## [Exercise prompt]
Lines that hold the word "image" should be located and copied.

** Begin Information supplied **

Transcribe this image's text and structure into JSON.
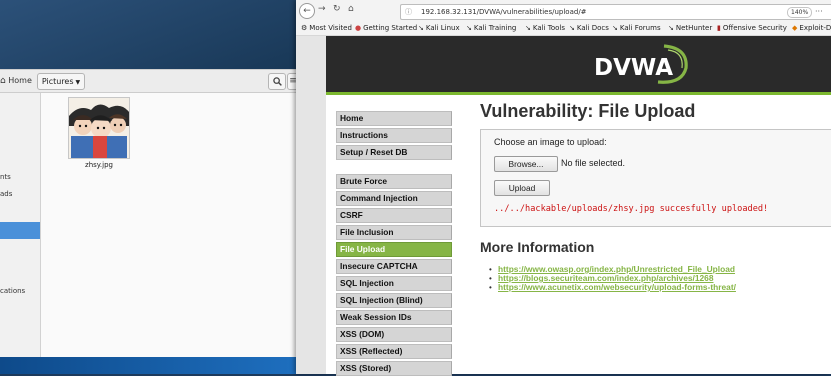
{
  "file_manager": {
    "home_label": "Home",
    "path_button": "Pictures",
    "sidebar_items": [
      "nts",
      "ads",
      "cations"
    ],
    "file_name": "zhsy.jpg"
  },
  "browser": {
    "url": "192.168.32.131/DVWA/vulnerabilities/upload/#",
    "zoom": "140%",
    "bookmarks": [
      "Most Visited",
      "Getting Started",
      "Kali Linux",
      "Kali Training",
      "Kali Tools",
      "Kali Docs",
      "Kali Forums",
      "NetHunter",
      "Offensive Security",
      "Exploit-DB"
    ]
  },
  "dvwa": {
    "logo_text": "DVWA",
    "menu": [
      "Home",
      "Instructions",
      "Setup / Reset DB",
      "Brute Force",
      "Command Injection",
      "CSRF",
      "File Inclusion",
      "File Upload",
      "Insecure CAPTCHA",
      "SQL Injection",
      "SQL Injection (Blind)",
      "Weak Session IDs",
      "XSS (DOM)",
      "XSS (Reflected)",
      "XSS (Stored)"
    ],
    "active_menu": "File Upload",
    "page_title": "Vulnerability: File Upload",
    "upload_prompt": "Choose an image to upload:",
    "browse_label": "Browse...",
    "no_file_text": "No file selected.",
    "upload_label": "Upload",
    "upload_result": "../../hackable/uploads/zhsy.jpg succesfully uploaded!",
    "more_info_title": "More Information",
    "links": [
      "https://www.owasp.org/index.php/Unrestricted_File_Upload",
      "https://blogs.securiteam.com/index.php/archives/1268",
      "https://www.acunetix.com/websecurity/upload-forms-threat/"
    ]
  },
  "colors": {
    "accent_green": "#86b546",
    "error_red": "#cc1111",
    "header_dark": "#2a2a2a",
    "selection_blue": "#4a90d9"
  }
}
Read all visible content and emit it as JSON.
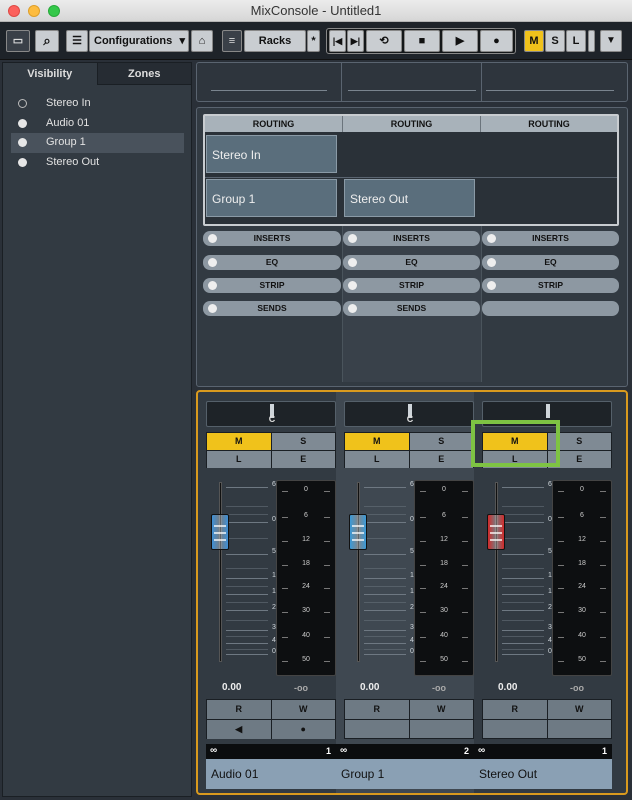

** End Information supplied **

## [Task solution]
Transcribe this image's text and structure into JSON.
    "upload_prompt": "Choose an image to upload:",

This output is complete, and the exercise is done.